> _Exercise objective_: In the entries below, count every line with the word "bâtîmes". Return only the count.
==== Extracted records
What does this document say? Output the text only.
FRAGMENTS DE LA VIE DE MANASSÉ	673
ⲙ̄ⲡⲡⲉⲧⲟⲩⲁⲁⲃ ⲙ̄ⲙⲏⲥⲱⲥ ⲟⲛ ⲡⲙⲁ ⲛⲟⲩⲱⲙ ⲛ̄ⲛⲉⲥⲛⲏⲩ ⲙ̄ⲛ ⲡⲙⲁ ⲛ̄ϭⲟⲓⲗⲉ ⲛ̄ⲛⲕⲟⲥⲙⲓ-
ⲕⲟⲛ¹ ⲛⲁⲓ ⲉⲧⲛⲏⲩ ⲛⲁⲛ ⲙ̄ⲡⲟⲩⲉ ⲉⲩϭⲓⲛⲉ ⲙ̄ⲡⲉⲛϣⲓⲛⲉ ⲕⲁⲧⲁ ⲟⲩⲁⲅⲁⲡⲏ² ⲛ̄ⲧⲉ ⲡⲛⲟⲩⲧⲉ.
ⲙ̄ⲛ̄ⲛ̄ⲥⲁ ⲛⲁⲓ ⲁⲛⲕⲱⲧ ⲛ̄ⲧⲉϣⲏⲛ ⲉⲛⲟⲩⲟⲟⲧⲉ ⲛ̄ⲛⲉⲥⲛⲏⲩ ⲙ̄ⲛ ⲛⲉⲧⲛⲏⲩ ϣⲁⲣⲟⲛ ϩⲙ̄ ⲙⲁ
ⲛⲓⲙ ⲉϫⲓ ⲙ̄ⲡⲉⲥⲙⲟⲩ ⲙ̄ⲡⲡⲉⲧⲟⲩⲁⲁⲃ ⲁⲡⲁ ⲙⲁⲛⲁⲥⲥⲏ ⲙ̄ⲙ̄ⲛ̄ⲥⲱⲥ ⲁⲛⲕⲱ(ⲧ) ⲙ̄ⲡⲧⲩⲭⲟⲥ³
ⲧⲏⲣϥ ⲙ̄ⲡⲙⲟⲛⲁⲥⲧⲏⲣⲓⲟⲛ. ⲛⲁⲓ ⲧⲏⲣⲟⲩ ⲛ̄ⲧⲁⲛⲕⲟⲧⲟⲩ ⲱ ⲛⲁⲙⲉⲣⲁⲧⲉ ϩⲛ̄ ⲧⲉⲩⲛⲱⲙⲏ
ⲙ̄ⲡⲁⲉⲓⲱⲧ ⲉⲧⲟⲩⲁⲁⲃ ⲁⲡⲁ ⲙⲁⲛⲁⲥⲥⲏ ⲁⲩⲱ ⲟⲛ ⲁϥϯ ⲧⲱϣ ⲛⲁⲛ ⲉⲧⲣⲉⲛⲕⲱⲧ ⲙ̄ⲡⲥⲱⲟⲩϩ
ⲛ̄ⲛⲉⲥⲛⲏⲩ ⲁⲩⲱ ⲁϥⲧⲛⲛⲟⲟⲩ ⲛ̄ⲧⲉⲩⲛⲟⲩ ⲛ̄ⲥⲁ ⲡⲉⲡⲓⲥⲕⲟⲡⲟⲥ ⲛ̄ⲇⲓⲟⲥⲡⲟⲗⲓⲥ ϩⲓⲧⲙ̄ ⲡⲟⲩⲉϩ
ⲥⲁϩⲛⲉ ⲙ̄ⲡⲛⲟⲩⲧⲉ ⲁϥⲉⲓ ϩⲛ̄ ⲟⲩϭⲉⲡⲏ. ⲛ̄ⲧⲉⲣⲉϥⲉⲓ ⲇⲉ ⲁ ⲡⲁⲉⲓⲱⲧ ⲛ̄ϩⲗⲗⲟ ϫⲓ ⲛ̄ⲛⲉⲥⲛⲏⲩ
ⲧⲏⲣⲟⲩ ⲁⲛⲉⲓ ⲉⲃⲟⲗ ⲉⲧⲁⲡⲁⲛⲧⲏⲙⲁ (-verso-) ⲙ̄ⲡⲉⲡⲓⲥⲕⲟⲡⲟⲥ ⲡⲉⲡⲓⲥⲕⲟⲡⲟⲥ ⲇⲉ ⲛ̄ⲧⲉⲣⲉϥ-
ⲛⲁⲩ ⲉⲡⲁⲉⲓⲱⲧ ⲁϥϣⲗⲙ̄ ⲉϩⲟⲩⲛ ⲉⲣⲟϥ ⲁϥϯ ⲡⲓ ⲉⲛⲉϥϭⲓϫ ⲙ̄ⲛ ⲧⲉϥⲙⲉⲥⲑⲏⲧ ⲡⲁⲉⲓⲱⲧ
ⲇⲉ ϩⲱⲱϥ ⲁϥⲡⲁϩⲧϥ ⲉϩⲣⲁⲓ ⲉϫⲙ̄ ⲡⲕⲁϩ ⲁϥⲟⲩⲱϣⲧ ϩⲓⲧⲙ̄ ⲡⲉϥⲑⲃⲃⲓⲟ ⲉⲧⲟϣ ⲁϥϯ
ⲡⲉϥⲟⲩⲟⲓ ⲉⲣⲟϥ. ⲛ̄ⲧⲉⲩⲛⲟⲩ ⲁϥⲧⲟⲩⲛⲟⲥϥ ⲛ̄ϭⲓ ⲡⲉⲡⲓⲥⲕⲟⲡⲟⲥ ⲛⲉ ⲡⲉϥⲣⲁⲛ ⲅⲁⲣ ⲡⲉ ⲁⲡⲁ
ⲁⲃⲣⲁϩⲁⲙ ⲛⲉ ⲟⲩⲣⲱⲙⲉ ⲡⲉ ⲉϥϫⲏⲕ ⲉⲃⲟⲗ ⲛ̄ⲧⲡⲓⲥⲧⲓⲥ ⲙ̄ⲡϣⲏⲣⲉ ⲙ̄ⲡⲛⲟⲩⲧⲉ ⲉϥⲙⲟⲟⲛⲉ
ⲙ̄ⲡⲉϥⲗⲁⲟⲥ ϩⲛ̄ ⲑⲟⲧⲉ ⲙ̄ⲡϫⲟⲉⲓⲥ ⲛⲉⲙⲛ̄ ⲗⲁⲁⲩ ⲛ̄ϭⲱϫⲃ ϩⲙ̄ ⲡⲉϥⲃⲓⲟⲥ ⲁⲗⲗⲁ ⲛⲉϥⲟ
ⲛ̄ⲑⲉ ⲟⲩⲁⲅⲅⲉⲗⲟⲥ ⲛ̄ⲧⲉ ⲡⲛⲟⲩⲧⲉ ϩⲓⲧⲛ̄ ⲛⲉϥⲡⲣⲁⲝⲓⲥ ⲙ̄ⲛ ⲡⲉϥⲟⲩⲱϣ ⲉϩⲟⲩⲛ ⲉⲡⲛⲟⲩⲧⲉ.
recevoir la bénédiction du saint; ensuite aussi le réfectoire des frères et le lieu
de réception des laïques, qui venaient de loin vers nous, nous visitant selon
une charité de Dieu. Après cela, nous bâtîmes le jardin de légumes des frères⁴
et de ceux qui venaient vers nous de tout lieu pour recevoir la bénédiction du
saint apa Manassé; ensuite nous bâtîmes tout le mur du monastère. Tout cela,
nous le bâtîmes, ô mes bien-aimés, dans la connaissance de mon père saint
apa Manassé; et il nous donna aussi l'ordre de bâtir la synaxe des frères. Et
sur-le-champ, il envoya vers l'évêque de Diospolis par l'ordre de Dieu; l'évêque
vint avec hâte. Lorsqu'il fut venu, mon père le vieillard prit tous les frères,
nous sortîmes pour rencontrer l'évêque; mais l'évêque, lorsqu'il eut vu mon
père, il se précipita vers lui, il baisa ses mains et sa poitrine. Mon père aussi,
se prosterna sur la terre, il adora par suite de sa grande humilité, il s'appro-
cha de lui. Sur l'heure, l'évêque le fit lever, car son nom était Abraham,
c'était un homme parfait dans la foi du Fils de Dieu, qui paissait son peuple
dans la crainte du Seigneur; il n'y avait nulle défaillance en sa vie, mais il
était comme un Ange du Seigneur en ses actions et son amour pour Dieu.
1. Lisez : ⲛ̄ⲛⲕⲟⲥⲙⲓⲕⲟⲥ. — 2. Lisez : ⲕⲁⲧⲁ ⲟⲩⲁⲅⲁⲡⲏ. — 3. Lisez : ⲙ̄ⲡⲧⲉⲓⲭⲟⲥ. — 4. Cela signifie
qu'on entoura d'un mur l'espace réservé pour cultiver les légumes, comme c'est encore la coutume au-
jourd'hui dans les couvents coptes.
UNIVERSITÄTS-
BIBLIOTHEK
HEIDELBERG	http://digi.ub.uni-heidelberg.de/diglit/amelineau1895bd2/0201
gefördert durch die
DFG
========
> _Solution below_: 3